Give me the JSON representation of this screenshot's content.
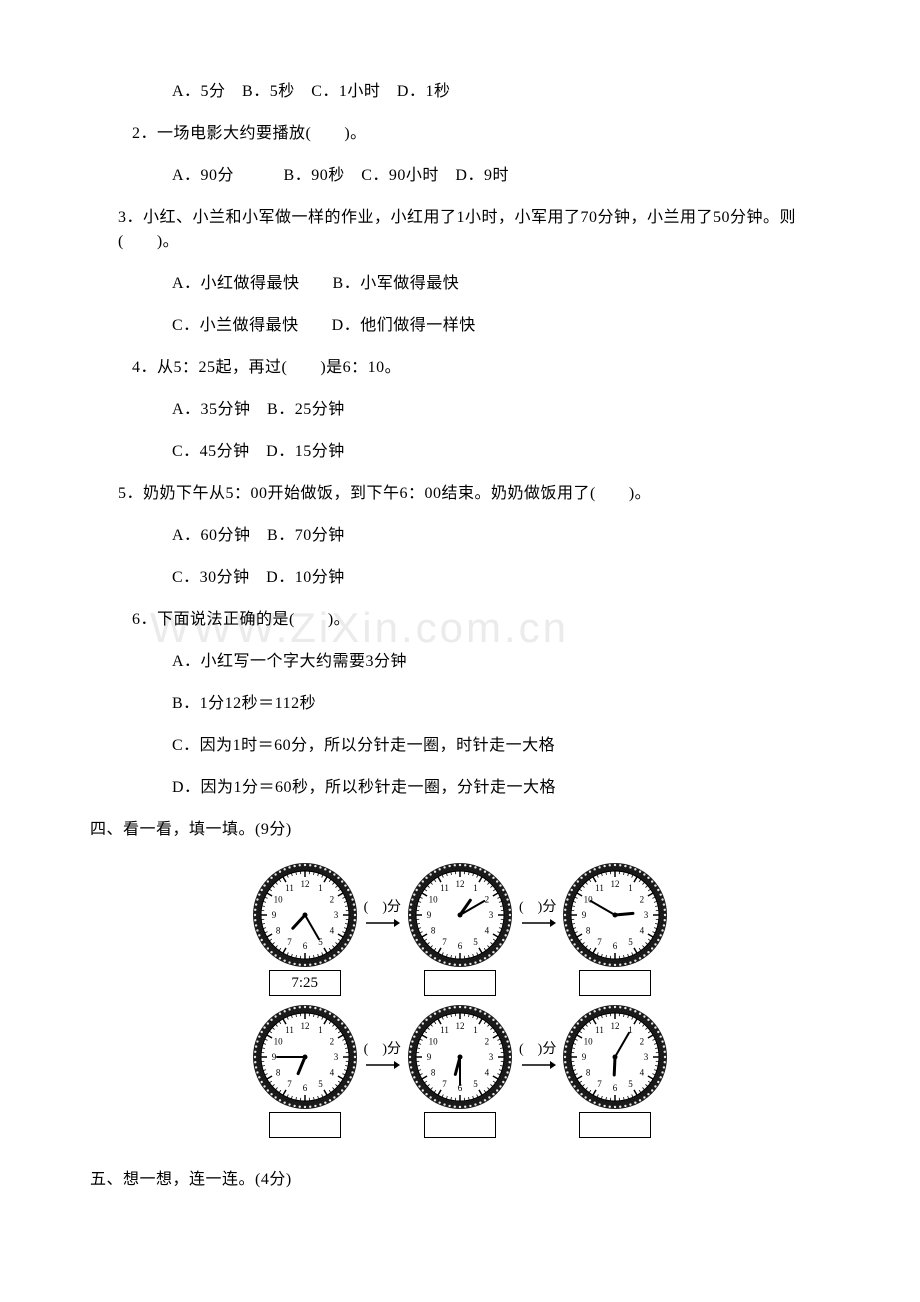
{
  "q1_options": "A．5分　B．5秒　C．1小时　D．1秒",
  "q2": "2．一场电影大约要播放(　　)。",
  "q2_options": "A．90分　　　B．90秒　C．90小时　D．9时",
  "q3": "3．小红、小兰和小军做一样的作业，小红用了1小时，小军用了70分钟，小兰用了50分钟。则(　　)。",
  "q3_optA": "A．小红做得最快　　B．小军做得最快",
  "q3_optC": "C．小兰做得最快　　D．他们做得一样快",
  "q4": "4．从5：25起，再过(　　)是6：10。",
  "q4_optA": "A．35分钟　B．25分钟",
  "q4_optC": "C．45分钟　D．15分钟",
  "q5": "5．奶奶下午从5：00开始做饭，到下午6：00结束。奶奶做饭用了(　　)。",
  "q5_optA": "A．60分钟　B．70分钟",
  "q5_optC": "C．30分钟　D．10分钟",
  "q6": "6．下面说法正确的是(　　)。",
  "q6_optA": "A．小红写一个字大约需要3分钟",
  "q6_optB": "B．1分12秒＝112秒",
  "q6_optC": "C．因为1时＝60分，所以分针走一圈，时针走一大格",
  "q6_optD": "D．因为1分＝60秒，所以秒针走一圈，分针走一大格",
  "section4": "四、看一看，填一填。(9分)",
  "section5": "五、想一想，连一连。(4分)",
  "arrow_label": "(　)分",
  "clock_label_1": "7:25",
  "watermark_text": "WWW.ZiXin.com.cn",
  "clocks": {
    "row1": [
      {
        "hour": 7,
        "minute": 25
      },
      {
        "hour": 1,
        "minute": 10
      },
      {
        "hour": 2,
        "minute": 50
      }
    ],
    "row2": [
      {
        "hour": 6,
        "minute": 45
      },
      {
        "hour": 6,
        "minute": 30
      },
      {
        "hour": 6,
        "minute": 5
      }
    ]
  },
  "style": {
    "text_color": "#000000",
    "background": "#ffffff",
    "watermark_color": "#ebebeb",
    "font_size_body": 16,
    "font_size_watermark": 42,
    "clock_face_fill": "#ffffff",
    "clock_rim_fill": "#1a1a1a",
    "clock_rim_dot": "#e8e8e8"
  }
}
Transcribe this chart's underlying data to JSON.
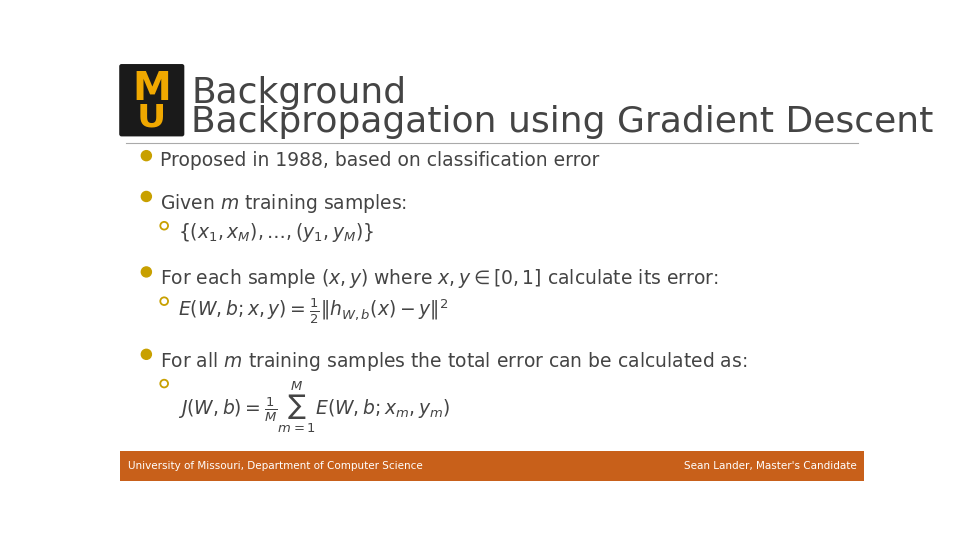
{
  "background_color": "#ffffff",
  "footer_color": "#c8601a",
  "title_line1": "Background",
  "title_line2": "Backpropagation using Gradient Descent",
  "title_color": "#444444",
  "bullet_color": "#c8a000",
  "text_color": "#444444",
  "footer_text_left": "University of Missouri, Department of Computer Science",
  "footer_text_right": "Sean Lander, Master's Candidate",
  "footer_text_color": "#ffffff",
  "logo_black": "#1a1a1a",
  "logo_gold": "#f0a800",
  "divider_color": "#aaaaaa",
  "bullet1": "Proposed in 1988, based on classification error",
  "bullet2_text": "Given $m$ training samples:",
  "bullet2_sub": "$\\{(x_1, x_M), \\ldots, (y_1, y_M)\\}$",
  "bullet3_text": "For each sample $(x, y)$ where $x, y \\in [0,1]$ calculate its error:",
  "bullet3_sub": "$E(W, b; x, y) = \\frac{1}{2}\\|h_{W,b}(x) - y\\|^2$",
  "bullet4_text": "For all $m$ training samples the total error can be calculated as:",
  "bullet4_sub": "$J(W, b) = \\frac{1}{M}\\sum_{m=1}^{M} E(W, b; x_m, y_m)$"
}
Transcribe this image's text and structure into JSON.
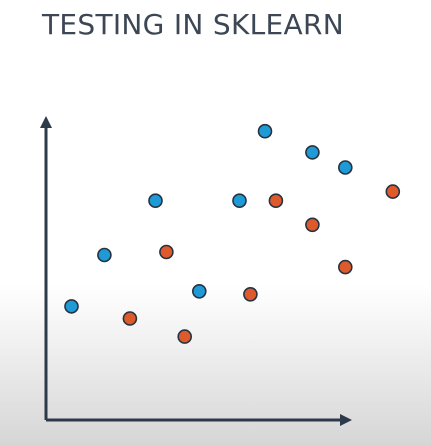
{
  "slide": {
    "title": "TESTING IN SKLEARN"
  },
  "colors": {
    "axis": "#2d3a4a",
    "series_blue": "#1e9bd7",
    "series_red": "#de5a2b",
    "marker_stroke": "#263240",
    "title": "#3c4654"
  },
  "chart_data": {
    "type": "scatter",
    "title": "TESTING IN SKLEARN",
    "xlabel": "",
    "ylabel": "",
    "xlim": [
      0,
      10
    ],
    "ylim": [
      0,
      10
    ],
    "grid": false,
    "axis_tick_labels": false,
    "series": [
      {
        "color": "blue",
        "points": [
          [
            0.7,
            3.1
          ],
          [
            1.6,
            4.8
          ],
          [
            3.0,
            6.6
          ],
          [
            4.2,
            3.6
          ],
          [
            5.3,
            6.6
          ],
          [
            6.0,
            8.9
          ],
          [
            7.3,
            8.2
          ],
          [
            8.2,
            7.7
          ]
        ]
      },
      {
        "color": "red",
        "points": [
          [
            2.3,
            2.7
          ],
          [
            3.3,
            4.9
          ],
          [
            3.8,
            2.1
          ],
          [
            5.6,
            3.5
          ],
          [
            6.3,
            6.6
          ],
          [
            7.3,
            5.8
          ],
          [
            8.2,
            4.4
          ],
          [
            9.5,
            6.9
          ]
        ]
      }
    ]
  }
}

## Exercise objective:
Each line above that includes "minute" should be shown.

## Solution:
        "minute": 25
        "minute": 10
        "minute": 50
        "minute": 45
        "minute": 30
        "minute": 5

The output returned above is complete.